**Given instruction:** Where the string "plane" occurs in the material below, report the whole line.

**Records to process:**
+===+
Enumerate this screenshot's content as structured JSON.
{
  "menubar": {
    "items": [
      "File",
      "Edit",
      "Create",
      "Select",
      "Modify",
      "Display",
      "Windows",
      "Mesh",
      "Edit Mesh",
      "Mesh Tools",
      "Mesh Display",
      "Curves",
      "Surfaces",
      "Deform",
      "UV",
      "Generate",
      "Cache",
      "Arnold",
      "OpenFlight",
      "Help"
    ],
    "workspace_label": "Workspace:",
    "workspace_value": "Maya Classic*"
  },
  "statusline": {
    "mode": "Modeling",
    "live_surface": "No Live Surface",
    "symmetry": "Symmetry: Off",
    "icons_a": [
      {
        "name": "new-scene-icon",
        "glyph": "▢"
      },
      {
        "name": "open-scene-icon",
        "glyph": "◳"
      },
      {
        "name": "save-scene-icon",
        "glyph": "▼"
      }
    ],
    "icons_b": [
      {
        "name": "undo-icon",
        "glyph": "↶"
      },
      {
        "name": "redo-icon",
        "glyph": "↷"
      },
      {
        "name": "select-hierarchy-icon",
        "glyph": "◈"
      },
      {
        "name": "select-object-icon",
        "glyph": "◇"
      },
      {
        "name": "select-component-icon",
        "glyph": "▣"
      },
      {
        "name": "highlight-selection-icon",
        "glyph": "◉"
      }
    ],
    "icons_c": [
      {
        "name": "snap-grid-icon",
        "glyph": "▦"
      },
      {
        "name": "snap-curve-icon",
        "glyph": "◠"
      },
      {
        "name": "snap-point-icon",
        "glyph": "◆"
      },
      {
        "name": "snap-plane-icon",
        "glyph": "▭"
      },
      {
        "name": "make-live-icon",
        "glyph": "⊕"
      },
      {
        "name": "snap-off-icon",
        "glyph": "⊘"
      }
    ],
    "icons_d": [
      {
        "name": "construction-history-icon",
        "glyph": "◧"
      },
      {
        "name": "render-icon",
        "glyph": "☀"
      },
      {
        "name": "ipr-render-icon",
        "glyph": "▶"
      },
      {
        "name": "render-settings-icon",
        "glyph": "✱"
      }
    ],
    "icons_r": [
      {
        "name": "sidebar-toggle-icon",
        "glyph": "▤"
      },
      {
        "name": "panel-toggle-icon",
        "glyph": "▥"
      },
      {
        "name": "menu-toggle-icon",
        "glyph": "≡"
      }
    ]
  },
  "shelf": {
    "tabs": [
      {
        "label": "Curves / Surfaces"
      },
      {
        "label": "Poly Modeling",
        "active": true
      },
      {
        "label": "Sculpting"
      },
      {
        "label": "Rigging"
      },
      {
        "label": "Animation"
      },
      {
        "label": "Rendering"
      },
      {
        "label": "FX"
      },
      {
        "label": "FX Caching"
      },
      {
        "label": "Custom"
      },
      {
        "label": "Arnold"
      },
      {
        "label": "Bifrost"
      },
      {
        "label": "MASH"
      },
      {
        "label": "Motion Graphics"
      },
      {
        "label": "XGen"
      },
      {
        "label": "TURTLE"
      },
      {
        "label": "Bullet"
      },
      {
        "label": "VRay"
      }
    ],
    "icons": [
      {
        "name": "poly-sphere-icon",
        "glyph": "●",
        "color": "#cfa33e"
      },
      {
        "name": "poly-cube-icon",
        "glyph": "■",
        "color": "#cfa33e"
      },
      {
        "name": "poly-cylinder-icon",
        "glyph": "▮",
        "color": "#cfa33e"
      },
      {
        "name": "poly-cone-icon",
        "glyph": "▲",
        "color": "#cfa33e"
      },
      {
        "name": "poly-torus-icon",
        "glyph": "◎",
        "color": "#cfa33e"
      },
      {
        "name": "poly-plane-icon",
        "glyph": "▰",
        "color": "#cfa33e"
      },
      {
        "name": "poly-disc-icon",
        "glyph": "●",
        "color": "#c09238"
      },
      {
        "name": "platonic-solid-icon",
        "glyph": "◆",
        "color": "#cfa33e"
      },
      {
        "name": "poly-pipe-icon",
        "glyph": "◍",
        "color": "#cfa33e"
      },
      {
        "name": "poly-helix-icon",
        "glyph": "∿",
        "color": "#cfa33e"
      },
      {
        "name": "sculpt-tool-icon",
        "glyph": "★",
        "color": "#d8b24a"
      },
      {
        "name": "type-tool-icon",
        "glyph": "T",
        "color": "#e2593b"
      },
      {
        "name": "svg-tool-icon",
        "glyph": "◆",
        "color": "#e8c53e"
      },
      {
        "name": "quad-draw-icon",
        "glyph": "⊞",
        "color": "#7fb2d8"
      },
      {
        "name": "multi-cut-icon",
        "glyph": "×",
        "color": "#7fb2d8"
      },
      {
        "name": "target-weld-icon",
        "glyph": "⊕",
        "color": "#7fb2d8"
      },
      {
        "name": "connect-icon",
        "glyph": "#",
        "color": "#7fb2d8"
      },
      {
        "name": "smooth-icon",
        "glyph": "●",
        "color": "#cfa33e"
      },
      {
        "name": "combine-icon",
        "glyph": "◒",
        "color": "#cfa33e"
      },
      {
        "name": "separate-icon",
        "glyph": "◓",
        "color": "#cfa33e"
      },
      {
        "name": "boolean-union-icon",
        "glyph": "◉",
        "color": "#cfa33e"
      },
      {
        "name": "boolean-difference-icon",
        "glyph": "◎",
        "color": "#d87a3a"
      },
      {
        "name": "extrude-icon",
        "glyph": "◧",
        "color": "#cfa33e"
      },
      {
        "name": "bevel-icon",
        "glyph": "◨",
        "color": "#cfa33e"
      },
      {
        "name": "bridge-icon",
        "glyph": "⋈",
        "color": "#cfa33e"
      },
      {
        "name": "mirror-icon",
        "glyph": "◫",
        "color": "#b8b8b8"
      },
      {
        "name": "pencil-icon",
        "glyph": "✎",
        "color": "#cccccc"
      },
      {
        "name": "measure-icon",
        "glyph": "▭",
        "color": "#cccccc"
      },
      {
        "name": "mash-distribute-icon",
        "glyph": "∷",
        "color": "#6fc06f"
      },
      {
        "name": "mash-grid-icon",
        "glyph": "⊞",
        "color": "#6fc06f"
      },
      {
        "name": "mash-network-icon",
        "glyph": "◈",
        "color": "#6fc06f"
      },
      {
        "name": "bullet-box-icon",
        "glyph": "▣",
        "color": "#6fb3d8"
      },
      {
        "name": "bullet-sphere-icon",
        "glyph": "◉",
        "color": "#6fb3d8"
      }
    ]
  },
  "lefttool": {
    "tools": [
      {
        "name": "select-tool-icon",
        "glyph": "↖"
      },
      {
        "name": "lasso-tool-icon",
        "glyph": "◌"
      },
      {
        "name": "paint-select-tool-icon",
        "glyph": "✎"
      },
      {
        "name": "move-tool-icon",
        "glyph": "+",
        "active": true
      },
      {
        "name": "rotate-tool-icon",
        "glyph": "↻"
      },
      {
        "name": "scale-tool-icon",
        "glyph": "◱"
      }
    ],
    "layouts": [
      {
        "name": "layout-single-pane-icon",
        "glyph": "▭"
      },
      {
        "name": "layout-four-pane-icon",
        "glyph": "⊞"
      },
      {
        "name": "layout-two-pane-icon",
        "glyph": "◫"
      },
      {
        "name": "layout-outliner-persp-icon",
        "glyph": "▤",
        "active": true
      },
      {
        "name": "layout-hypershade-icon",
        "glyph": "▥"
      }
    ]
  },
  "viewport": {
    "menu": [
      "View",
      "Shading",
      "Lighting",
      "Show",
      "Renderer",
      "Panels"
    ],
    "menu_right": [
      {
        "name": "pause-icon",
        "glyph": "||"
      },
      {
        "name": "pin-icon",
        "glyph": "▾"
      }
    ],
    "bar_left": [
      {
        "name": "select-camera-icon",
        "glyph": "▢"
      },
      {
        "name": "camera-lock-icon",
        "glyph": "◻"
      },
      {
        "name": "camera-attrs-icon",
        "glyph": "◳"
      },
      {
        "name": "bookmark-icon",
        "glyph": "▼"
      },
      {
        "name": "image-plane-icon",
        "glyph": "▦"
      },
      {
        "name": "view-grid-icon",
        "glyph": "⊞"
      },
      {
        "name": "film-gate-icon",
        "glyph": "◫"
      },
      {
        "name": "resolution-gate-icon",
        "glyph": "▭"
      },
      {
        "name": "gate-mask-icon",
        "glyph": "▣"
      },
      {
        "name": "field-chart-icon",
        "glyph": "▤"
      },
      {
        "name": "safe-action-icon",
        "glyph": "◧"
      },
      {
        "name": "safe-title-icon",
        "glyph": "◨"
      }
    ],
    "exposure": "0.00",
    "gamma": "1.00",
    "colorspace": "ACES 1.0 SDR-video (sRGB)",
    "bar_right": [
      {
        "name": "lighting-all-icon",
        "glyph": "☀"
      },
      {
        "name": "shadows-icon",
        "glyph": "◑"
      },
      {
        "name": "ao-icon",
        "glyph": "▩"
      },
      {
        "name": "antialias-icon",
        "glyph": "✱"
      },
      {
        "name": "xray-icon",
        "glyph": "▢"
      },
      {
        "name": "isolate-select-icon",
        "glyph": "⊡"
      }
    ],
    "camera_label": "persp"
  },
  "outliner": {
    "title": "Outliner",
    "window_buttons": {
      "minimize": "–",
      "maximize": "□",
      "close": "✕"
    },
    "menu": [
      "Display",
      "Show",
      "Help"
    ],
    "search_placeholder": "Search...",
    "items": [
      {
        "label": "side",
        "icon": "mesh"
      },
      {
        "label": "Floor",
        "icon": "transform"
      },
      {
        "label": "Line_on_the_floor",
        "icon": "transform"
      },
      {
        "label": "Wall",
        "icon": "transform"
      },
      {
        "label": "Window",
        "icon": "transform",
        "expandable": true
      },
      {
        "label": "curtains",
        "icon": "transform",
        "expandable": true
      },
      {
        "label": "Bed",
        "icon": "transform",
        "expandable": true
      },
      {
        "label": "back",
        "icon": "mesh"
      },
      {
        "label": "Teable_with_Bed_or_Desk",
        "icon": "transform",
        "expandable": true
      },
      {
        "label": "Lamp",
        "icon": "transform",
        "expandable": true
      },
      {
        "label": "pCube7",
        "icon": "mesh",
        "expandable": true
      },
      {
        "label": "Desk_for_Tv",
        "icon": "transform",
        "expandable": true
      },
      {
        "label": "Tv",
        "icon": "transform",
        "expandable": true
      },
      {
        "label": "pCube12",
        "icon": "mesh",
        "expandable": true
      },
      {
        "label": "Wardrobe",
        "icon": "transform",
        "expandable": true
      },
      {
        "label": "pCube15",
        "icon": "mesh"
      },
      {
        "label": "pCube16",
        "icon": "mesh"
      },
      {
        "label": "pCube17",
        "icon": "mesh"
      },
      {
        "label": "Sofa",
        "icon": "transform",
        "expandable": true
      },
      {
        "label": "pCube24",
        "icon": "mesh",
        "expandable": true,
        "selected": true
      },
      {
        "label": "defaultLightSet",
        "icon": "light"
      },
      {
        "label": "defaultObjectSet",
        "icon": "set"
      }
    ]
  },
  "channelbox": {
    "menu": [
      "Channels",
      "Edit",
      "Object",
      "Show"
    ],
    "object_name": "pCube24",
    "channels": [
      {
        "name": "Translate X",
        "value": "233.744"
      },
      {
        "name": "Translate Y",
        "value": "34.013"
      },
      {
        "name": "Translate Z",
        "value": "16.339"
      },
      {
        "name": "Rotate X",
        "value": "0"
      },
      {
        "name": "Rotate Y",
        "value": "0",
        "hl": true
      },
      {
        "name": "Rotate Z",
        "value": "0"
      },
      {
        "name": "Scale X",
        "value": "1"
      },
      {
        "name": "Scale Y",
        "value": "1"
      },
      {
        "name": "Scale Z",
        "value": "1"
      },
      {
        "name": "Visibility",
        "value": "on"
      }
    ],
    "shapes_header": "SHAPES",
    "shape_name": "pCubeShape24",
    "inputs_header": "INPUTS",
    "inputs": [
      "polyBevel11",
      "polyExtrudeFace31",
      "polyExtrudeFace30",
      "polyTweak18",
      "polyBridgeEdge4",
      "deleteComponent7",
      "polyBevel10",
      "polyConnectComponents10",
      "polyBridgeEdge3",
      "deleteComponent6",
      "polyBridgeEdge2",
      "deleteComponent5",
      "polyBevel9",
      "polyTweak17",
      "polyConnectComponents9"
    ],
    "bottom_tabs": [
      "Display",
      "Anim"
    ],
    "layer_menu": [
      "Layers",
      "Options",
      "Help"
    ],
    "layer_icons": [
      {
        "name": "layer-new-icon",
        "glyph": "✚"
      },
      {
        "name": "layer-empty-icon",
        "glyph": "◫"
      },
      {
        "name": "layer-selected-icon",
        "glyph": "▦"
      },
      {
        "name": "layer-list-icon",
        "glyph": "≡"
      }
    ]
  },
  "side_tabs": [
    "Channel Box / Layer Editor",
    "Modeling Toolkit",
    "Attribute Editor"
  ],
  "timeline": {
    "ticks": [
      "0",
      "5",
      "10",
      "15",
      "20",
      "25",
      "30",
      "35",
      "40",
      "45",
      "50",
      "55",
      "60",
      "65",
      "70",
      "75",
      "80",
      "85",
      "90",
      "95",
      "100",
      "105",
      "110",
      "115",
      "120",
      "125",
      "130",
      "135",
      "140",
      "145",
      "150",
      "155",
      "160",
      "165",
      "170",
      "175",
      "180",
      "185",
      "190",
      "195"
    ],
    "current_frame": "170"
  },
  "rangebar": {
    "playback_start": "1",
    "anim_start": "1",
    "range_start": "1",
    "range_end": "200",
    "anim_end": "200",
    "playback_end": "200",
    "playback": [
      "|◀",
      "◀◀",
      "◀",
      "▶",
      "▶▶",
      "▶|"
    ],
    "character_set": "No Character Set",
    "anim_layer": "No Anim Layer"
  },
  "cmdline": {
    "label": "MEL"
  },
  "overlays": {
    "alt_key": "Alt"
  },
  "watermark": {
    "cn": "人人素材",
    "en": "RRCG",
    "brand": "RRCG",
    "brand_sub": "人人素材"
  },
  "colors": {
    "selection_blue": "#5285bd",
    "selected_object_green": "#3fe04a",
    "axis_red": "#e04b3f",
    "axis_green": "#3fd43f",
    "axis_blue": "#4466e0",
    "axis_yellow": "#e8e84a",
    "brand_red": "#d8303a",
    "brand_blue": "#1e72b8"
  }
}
+===+
**Full answer:**
        "name": "snap-plane-icon",
        "name": "poly-plane-icon",
        "name": "image-plane-icon",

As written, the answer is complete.